* Task goal *
Please reproduce every record, keeping each one exactly as written.

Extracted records

══════════════════════════════

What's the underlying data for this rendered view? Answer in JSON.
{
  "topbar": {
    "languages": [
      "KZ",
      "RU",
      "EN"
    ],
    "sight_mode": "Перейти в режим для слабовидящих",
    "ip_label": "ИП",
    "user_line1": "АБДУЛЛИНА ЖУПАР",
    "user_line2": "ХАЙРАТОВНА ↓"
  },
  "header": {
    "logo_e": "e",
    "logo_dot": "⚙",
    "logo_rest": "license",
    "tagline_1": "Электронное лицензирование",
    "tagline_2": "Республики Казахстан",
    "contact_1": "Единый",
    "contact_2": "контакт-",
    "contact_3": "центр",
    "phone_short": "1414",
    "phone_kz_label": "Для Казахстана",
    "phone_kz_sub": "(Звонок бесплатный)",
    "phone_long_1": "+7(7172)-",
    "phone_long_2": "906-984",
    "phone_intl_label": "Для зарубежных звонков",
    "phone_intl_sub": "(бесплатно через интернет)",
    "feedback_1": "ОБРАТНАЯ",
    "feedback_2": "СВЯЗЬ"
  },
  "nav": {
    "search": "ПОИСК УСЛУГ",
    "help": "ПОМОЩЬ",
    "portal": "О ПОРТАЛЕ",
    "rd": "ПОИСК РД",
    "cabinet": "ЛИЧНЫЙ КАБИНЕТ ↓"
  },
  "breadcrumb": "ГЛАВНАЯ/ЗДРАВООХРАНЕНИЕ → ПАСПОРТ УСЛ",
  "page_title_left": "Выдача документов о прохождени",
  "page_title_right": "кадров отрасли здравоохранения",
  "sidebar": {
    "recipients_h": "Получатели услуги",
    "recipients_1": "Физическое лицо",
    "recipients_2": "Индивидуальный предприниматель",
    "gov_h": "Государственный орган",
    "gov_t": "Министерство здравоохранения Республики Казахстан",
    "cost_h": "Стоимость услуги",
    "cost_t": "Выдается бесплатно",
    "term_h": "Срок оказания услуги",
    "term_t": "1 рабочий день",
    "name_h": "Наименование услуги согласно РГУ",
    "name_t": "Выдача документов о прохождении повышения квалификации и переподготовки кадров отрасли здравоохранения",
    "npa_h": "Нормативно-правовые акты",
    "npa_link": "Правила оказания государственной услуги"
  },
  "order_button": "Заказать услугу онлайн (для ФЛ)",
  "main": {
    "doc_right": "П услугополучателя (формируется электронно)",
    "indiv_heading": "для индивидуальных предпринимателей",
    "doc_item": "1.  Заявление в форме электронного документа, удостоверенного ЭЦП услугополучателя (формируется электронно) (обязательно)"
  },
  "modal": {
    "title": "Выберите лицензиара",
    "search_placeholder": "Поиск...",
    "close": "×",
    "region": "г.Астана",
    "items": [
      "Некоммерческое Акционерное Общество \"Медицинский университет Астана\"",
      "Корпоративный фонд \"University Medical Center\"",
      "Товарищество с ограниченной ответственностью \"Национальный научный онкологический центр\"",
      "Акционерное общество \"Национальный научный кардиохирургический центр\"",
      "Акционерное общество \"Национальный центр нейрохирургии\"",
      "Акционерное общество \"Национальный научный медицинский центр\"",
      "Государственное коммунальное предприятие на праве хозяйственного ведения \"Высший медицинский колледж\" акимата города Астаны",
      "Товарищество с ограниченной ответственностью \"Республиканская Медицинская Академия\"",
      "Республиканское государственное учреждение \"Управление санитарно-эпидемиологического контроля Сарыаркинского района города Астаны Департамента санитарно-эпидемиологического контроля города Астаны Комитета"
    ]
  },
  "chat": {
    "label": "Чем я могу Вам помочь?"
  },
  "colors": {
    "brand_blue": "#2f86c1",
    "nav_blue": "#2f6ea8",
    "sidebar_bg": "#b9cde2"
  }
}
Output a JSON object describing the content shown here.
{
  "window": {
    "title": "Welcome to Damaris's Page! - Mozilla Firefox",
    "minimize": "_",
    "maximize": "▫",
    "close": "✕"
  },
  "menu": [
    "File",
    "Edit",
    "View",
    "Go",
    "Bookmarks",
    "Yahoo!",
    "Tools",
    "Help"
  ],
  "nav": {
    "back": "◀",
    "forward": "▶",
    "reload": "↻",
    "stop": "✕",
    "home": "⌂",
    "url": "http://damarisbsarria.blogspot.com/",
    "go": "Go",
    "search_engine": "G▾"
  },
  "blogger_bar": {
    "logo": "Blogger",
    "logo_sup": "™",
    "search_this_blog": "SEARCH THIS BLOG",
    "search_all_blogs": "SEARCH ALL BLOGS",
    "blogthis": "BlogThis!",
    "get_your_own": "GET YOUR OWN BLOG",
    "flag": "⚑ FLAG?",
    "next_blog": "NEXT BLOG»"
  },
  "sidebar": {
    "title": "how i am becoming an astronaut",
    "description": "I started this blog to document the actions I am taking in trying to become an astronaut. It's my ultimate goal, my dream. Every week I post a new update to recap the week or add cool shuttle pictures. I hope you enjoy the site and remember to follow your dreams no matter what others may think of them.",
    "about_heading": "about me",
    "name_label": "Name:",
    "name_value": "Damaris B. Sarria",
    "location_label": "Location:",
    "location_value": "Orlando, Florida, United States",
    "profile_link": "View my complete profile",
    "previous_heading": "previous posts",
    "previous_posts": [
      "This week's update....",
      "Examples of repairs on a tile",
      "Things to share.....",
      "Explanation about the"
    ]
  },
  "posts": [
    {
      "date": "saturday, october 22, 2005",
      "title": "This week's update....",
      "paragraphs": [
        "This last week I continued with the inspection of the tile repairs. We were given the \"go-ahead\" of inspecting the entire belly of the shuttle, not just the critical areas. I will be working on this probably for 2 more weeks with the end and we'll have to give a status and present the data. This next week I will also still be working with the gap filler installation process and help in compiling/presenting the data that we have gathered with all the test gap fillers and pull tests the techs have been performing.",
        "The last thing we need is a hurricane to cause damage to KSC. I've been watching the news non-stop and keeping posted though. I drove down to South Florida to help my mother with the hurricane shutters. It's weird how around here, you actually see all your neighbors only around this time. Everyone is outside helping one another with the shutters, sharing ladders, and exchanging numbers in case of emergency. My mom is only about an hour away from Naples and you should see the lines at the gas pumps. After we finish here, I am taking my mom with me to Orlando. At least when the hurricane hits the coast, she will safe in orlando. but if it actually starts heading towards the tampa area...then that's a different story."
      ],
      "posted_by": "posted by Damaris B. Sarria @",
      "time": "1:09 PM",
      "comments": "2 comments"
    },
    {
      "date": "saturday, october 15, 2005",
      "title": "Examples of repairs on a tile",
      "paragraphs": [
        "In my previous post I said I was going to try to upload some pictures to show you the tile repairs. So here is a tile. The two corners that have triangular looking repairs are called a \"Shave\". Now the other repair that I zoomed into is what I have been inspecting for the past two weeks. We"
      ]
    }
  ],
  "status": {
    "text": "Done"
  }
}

══════════════════════════════

* Exercise response *
What's the underlying data for this rendered view? Answer in JSON.
{
  "topbar": {
    "languages": [
      "KZ",
      "RU",
      "EN"
    ],
    "sight_mode": "Перейти в режим для слабовидящих",
    "ip_label": "ИП",
    "user_line1": "АБДУЛЛИНА ЖУПАР",
    "user_line2": "ХАЙРАТОВНА ↓"
  },
  "header": {
    "logo_e": "e",
    "logo_dot": "⚙",
    "logo_rest": "license",
    "tagline_1": "Электронное лицензирование",
    "tagline_2": "Республики Казахстан",
    "contact_1": "Единый",
    "contact_2": "контакт-",
    "contact_3": "центр",
    "phone_short": "1414",
    "phone_kz_label": "Для Казахстана",
    "phone_kz_sub": "(Звонок бесплатный)",
    "phone_long_1": "+7(7172)-",
    "phone_long_2": "906-984",
    "phone_intl_label": "Для зарубежных звонков",
    "phone_intl_sub": "(бесплатно через интернет)",
    "feedback_1": "ОБРАТНАЯ",
    "feedback_2": "СВЯЗЬ"
  },
  "nav": {
    "search": "ПОИСК УСЛУГ",
    "help": "ПОМОЩЬ",
    "portal": "О ПОРТАЛЕ",
    "rd": "ПОИСК РД",
    "cabinet": "ЛИЧНЫЙ КАБИНЕТ ↓"
  },
  "breadcrumb": "ГЛАВНАЯ/ЗДРАВООХРАНЕНИЕ → ПАСПОРТ УСЛ",
  "page_title_left": "Выдача документов о прохождени",
  "page_title_right": "кадров отрасли здравоохранения",
  "sidebar": {
    "recipients_h": "Получатели услуги",
    "recipients_1": "Физическое лицо",
    "recipients_2": "Индивидуальный предприниматель",
    "gov_h": "Государственный орган",
    "gov_t": "Министерство здравоохранения Республики Казахстан",
    "cost_h": "Стоимость услуги",
    "cost_t": "Выдается бесплатно",
    "term_h": "Срок оказания услуги",
    "term_t": "1 рабочий день",
    "name_h": "Наименование услуги согласно РГУ",
    "name_t": "Выдача документов о прохождении повышения квалификации и переподготовки кадров отрасли здравоохранения",
    "npa_h": "Нормативно-правовые акты",
    "npa_link": "Правила оказания государственной услуги"
  },
  "order_button": "Заказать услугу онлайн (для ФЛ)",
  "main": {
    "doc_right": "П услугополучателя (формируется электронно)",
    "indiv_heading": "для индивидуальных предпринимателей",
    "doc_item": "1.  Заявление в форме электронного документа, удостоверенного ЭЦП услугополучателя (формируется электронно) (обязательно)"
  },
  "modal": {
    "title": "Выберите лицензиара",
    "search_placeholder": "Поиск...",
    "close": "×",
    "region": "г.Астана",
    "items": [
      "Некоммерческое Акционерное Общество \"Медицинский университет Астана\"",
      "Корпоративный фонд \"University Medical Center\"",
      "Товарищество с ограниченной ответственностью \"Национальный научный онкологический центр\"",
      "Акционерное общество \"Национальный научный кардиохирургический центр\"",
      "Акционерное общество \"Национальный центр нейрохирургии\"",
      "Акционерное общество \"Национальный научный медицинский центр\"",
      "Государственное коммунальное предприятие на праве хозяйственного ведения \"Высший медицинский колледж\" акимата города Астаны",
      "Товарищество с ограниченной ответственностью \"Республиканская Медицинская Академия\"",
      "Республиканское государственное учреждение \"Управление санитарно-эпидемиологического контроля Сарыаркинского района города Астаны Департамента санитарно-эпидемиологического контроля города Астаны Комитета"
    ]
  },
  "chat": {
    "label": "Чем я могу Вам помочь?"
  },
  "colors": {
    "brand_blue": "#2f86c1",
    "nav_blue": "#2f6ea8",
    "sidebar_bg": "#b9cde2"
  }
}
Output a JSON object describing the content shown here.
{
  "window": {
    "title": "Welcome to Damaris's Page! - Mozilla Firefox",
    "minimize": "_",
    "maximize": "▫",
    "close": "✕"
  },
  "menu": [
    "File",
    "Edit",
    "View",
    "Go",
    "Bookmarks",
    "Yahoo!",
    "Tools",
    "Help"
  ],
  "nav": {
    "back": "◀",
    "forward": "▶",
    "reload": "↻",
    "stop": "✕",
    "home": "⌂",
    "url": "http://damarisbsarria.blogspot.com/",
    "go": "Go",
    "search_engine": "G▾"
  },
  "blogger_bar": {
    "logo": "Blogger",
    "logo_sup": "™",
    "search_this_blog": "SEARCH THIS BLOG",
    "search_all_blogs": "SEARCH ALL BLOGS",
    "blogthis": "BlogThis!",
    "get_your_own": "GET YOUR OWN BLOG",
    "flag": "⚑ FLAG?",
    "next_blog": "NEXT BLOG»"
  },
  "sidebar": {
    "title": "how i am becoming an astronaut",
    "description": "I started this blog to document the actions I am taking in trying to become an astronaut. It's my ultimate goal, my dream. Every week I post a new update to recap the week or add cool shuttle pictures. I hope you enjoy the site and remember to follow your dreams no matter what others may think of them.",
    "about_heading": "about me",
    "name_label": "Name:",
    "name_value": "Damaris B. Sarria",
    "location_label": "Location:",
    "location_value": "Orlando, Florida, United States",
    "profile_link": "View my complete profile",
    "previous_heading": "previous posts",
    "previous_posts": [
      "This week's update....",
      "Examples of repairs on a tile",
      "Things to share.....",
      "Explanation about the"
    ]
  },
  "posts": [
    {
      "date": "saturday, october 22, 2005",
      "title": "This week's update....",
      "paragraphs": [
        "This last week I continued with the inspection of the tile repairs. We were given the \"go-ahead\" of inspecting the entire belly of the shuttle, not just the critical areas. I will be working on this probably for 2 more weeks with the end and we'll have to give a status and present the data. This next week I will also still be working with the gap filler installation process and help in compiling/presenting the data that we have gathered with all the test gap fillers and pull tests the techs have been performing.",
        "The last thing we need is a hurricane to cause damage to KSC. I've been watching the news non-stop and keeping posted though. I drove down to South Florida to help my mother with the hurricane shutters. It's weird how around here, you actually see all your neighbors only around this time. Everyone is outside helping one another with the shutters, sharing ladders, and exchanging numbers in case of emergency. My mom is only about an hour away from Naples and you should see the lines at the gas pumps. After we finish here, I am taking my mom with me to Orlando. At least when the hurricane hits the coast, she will safe in orlando. but if it actually starts heading towards the tampa area...then that's a different story."
      ],
      "posted_by": "posted by Damaris B. Sarria @",
      "time": "1:09 PM",
      "comments": "2 comments"
    },
    {
      "date": "saturday, october 15, 2005",
      "title": "Examples of repairs on a tile",
      "paragraphs": [
        "In my previous post I said I was going to try to upload some pictures to show you the tile repairs. So here is a tile. The two corners that have triangular looking repairs are called a \"Shave\". Now the other repair that I zoomed into is what I have been inspecting for the past two weeks. We"
      ]
    }
  ],
  "status": {
    "text": "Done"
  }
}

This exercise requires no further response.